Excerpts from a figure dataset

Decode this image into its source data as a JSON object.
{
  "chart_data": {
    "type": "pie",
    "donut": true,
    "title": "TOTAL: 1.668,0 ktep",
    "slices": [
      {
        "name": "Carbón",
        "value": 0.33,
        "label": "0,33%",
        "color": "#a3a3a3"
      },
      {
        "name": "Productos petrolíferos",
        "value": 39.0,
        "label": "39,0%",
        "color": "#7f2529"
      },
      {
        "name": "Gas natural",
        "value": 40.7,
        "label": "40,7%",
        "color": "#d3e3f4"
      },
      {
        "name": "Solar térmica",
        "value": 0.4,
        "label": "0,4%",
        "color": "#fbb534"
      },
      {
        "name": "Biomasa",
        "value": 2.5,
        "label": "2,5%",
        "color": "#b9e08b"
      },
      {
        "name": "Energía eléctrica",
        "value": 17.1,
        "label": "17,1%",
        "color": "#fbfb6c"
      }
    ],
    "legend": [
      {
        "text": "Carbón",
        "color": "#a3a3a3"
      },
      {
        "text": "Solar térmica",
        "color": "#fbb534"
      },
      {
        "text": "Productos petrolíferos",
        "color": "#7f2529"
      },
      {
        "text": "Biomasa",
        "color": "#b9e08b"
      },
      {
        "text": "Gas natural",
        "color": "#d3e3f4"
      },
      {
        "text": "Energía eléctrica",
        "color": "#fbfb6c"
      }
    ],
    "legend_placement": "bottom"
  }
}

_AIM OF THE EXERCISE:_
Say only how many lines in the records carry the word "térmica".

_SOLUTION FOR THIS EXERCISE:_
2